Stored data

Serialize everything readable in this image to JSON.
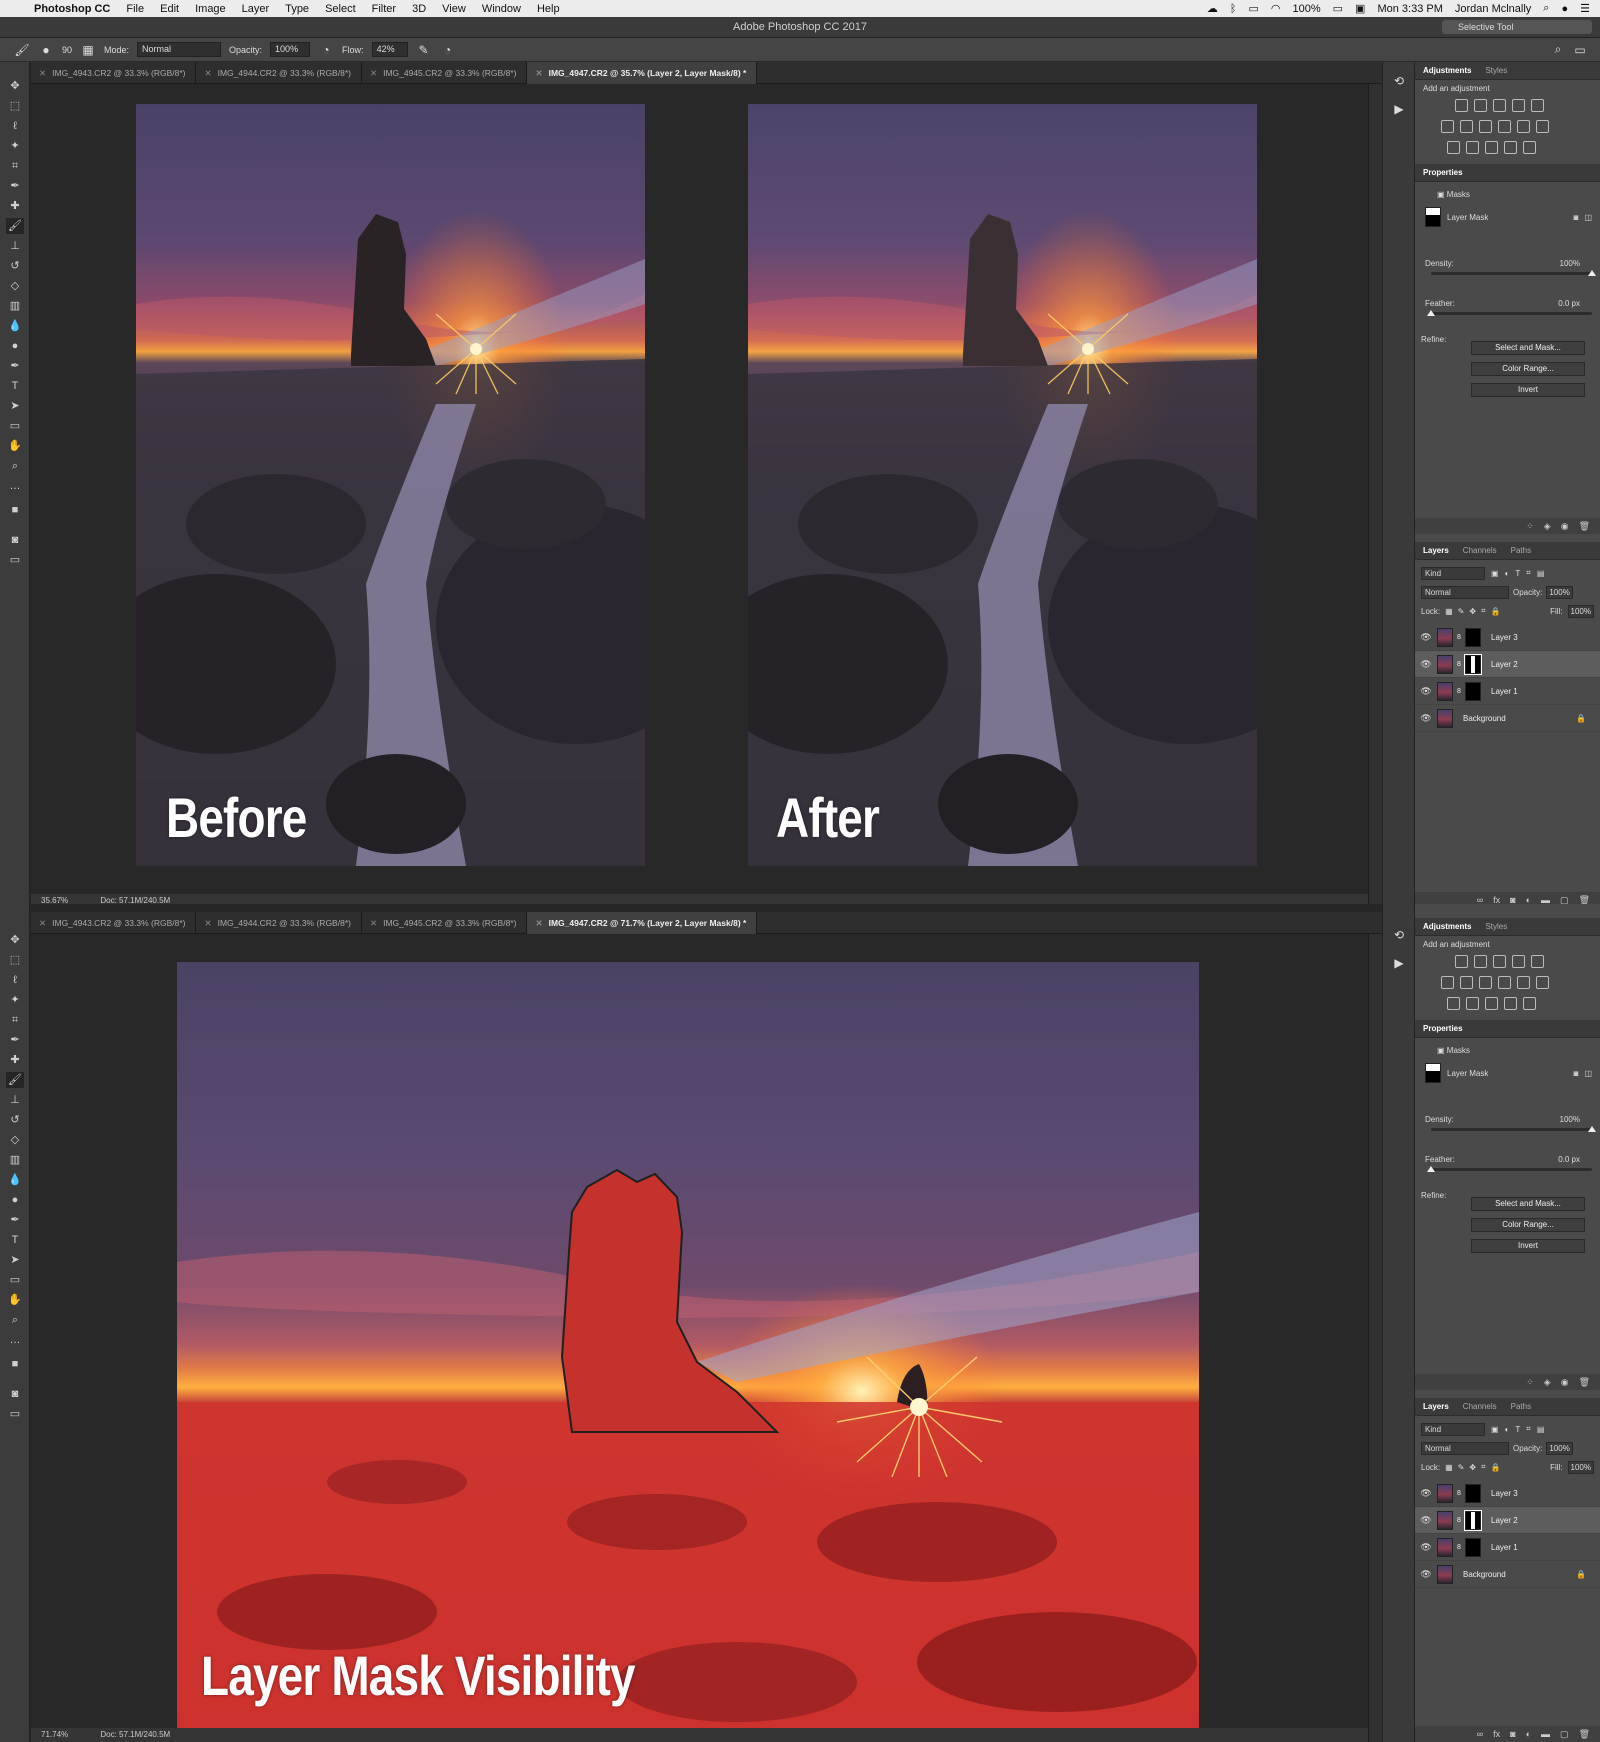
{
  "menubar": {
    "app": "Photoshop CC",
    "items": [
      "File",
      "Edit",
      "Image",
      "Layer",
      "Type",
      "Select",
      "Filter",
      "3D",
      "View",
      "Window",
      "Help"
    ],
    "battery": "100%",
    "clock": "Mon 3:33 PM",
    "user": "Jordan Mclnally"
  },
  "window": {
    "title": "Adobe Photoshop CC 2017",
    "workspace": "Selective Tool"
  },
  "options": {
    "brush_size": "90",
    "mode_label": "Mode:",
    "mode_value": "Normal",
    "opacity_label": "Opacity:",
    "opacity_value": "100%",
    "flow_label": "Flow:",
    "flow_value": "42%"
  },
  "top_pane": {
    "tabs": [
      "IMG_4943.CR2 @ 33.3% (RGB/8*)",
      "IMG_4944.CR2 @ 33.3% (RGB/8*)",
      "IMG_4945.CR2 @ 33.3% (RGB/8*)",
      "IMG_4947.CR2 @ 35.7% (Layer 2, Layer Mask/8) *"
    ],
    "zoom": "35.67%",
    "doc": "Doc: 57.1M/240.5M",
    "before_label": "Before",
    "after_label": "After"
  },
  "bottom_pane": {
    "tabs": [
      "IMG_4943.CR2 @ 33.3% (RGB/8*)",
      "IMG_4944.CR2 @ 33.3% (RGB/8*)",
      "IMG_4945.CR2 @ 33.3% (RGB/8*)",
      "IMG_4947.CR2 @ 71.7% (Layer 2, Layer Mask/8) *"
    ],
    "zoom": "71.74%",
    "doc": "Doc: 57.1M/240.5M",
    "caption": "Layer Mask Visibility"
  },
  "panel": {
    "adjustments_tab": "Adjustments",
    "styles_tab": "Styles",
    "add_adjustment": "Add an adjustment",
    "properties_title": "Properties",
    "masks_label": "Masks",
    "layer_mask_label": "Layer Mask",
    "density_label": "Density:",
    "density_value": "100%",
    "feather_label": "Feather:",
    "feather_value": "0.0 px",
    "refine_label": "Refine:",
    "select_and_mask": "Select and Mask...",
    "color_range": "Color Range...",
    "invert": "Invert",
    "layers_tab": "Layers",
    "channels_tab": "Channels",
    "paths_tab": "Paths",
    "kind_filter": "Kind",
    "blend_mode": "Normal",
    "opacity_label": "Opacity:",
    "opacity_value": "100%",
    "lock_label": "Lock:",
    "fill_label": "Fill:",
    "fill_value": "100%",
    "layers": [
      "Layer 3",
      "Layer 2",
      "Layer 1",
      "Background"
    ],
    "selected_layer": "Layer 2"
  }
}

▶ [What you need to do] The data above needs to be retyped exactly, with the images left out.

▶ [Output]
Serialize everything readable in this image to JSON.
{
  "menubar": {
    "app": "Photoshop CC",
    "items": [
      "File",
      "Edit",
      "Image",
      "Layer",
      "Type",
      "Select",
      "Filter",
      "3D",
      "View",
      "Window",
      "Help"
    ],
    "battery": "100%",
    "clock": "Mon 3:33 PM",
    "user": "Jordan Mclnally"
  },
  "window": {
    "title": "Adobe Photoshop CC 2017",
    "workspace": "Selective Tool"
  },
  "options": {
    "brush_size": "90",
    "mode_label": "Mode:",
    "mode_value": "Normal",
    "opacity_label": "Opacity:",
    "opacity_value": "100%",
    "flow_label": "Flow:",
    "flow_value": "42%"
  },
  "top_pane": {
    "tabs": [
      "IMG_4943.CR2 @ 33.3% (RGB/8*)",
      "IMG_4944.CR2 @ 33.3% (RGB/8*)",
      "IMG_4945.CR2 @ 33.3% (RGB/8*)",
      "IMG_4947.CR2 @ 35.7% (Layer 2, Layer Mask/8) *"
    ],
    "zoom": "35.67%",
    "doc": "Doc: 57.1M/240.5M",
    "before_label": "Before",
    "after_label": "After"
  },
  "bottom_pane": {
    "tabs": [
      "IMG_4943.CR2 @ 33.3% (RGB/8*)",
      "IMG_4944.CR2 @ 33.3% (RGB/8*)",
      "IMG_4945.CR2 @ 33.3% (RGB/8*)",
      "IMG_4947.CR2 @ 71.7% (Layer 2, Layer Mask/8) *"
    ],
    "zoom": "71.74%",
    "doc": "Doc: 57.1M/240.5M",
    "caption": "Layer Mask Visibility"
  },
  "panel": {
    "adjustments_tab": "Adjustments",
    "styles_tab": "Styles",
    "add_adjustment": "Add an adjustment",
    "properties_title": "Properties",
    "masks_label": "Masks",
    "layer_mask_label": "Layer Mask",
    "density_label": "Density:",
    "density_value": "100%",
    "feather_label": "Feather:",
    "feather_value": "0.0 px",
    "refine_label": "Refine:",
    "select_and_mask": "Select and Mask...",
    "color_range": "Color Range...",
    "invert": "Invert",
    "layers_tab": "Layers",
    "channels_tab": "Channels",
    "paths_tab": "Paths",
    "kind_filter": "Kind",
    "blend_mode": "Normal",
    "opacity_label": "Opacity:",
    "opacity_value": "100%",
    "lock_label": "Lock:",
    "fill_label": "Fill:",
    "fill_value": "100%",
    "layers": [
      "Layer 3",
      "Layer 2",
      "Layer 1",
      "Background"
    ],
    "selected_layer": "Layer 2"
  }
}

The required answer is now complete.